## Task material
((

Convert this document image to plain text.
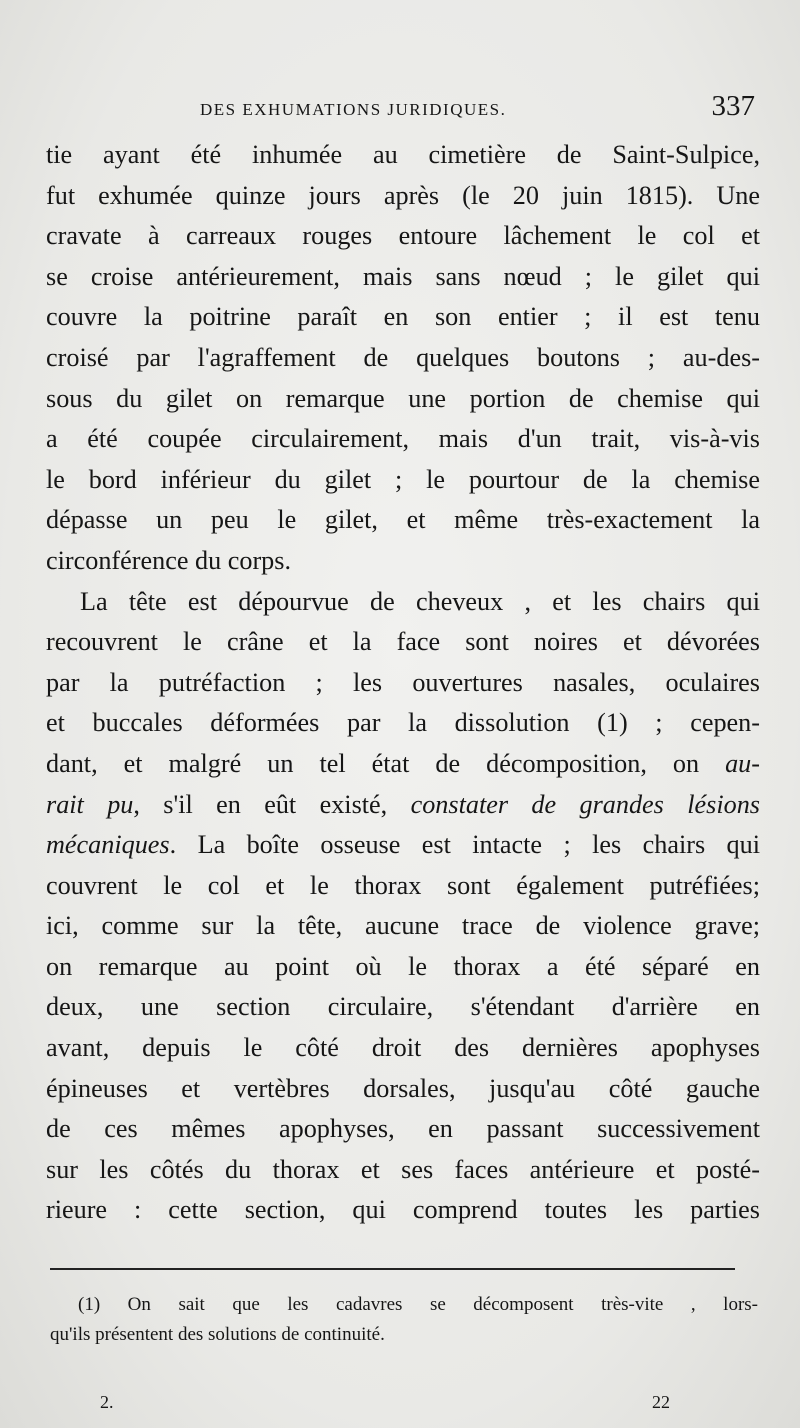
DES EXHUMATIONS JURIDIQUES.	337
tie ayant été inhumée au cimetière de Saint-Sulpice,
fut exhumée quinze jours après (le 20 juin 1815). Une
cravate à carreaux rouges entoure lâchement le col et
se croise antérieurement, mais sans nœud ; le gilet qui
couvre la poitrine paraît en son entier ; il est tenu
croisé par l'agraffement de quelques boutons ; au-des-
sous du gilet on remarque une portion de chemise qui
a été coupée circulairement, mais d'un trait, vis-à-vis
le bord inférieur du gilet ; le pourtour de la chemise
dépasse un peu le gilet, et même très-exactement la
circonférence du corps.
La tête est dépourvue de cheveux , et les chairs qui
recouvrent le crâne et la face sont noires et dévorées
par la putréfaction ; les ouvertures nasales, oculaires
et buccales déformées par la dissolution (1) ; cepen-
dant, et malgré un tel état de décomposition, on au-
rait pu, s'il en eût existé, constater de grandes lésions
mécaniques. La boîte osseuse est intacte ; les chairs qui
couvrent le col et le thorax sont également putréfiées;
ici, comme sur la tête, aucune trace de violence grave;
on remarque au point où le thorax a été séparé en
deux, une section circulaire, s'étendant d'arrière en
avant, depuis le côté droit des dernières apophyses
épineuses et vertèbres dorsales, jusqu'au côté gauche
de ces mêmes apophyses, en passant successivement
sur les côtés du thorax et ses faces antérieure et posté-
rieure : cette section, qui comprend toutes les parties
(1) On sait que les cadavres se décomposent très-vite , lors-
qu'ils présentent des solutions de continuité.
2.	22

))

Report how many lines in the listing include the word "tête". Give nothing but the count.

## Final answer
2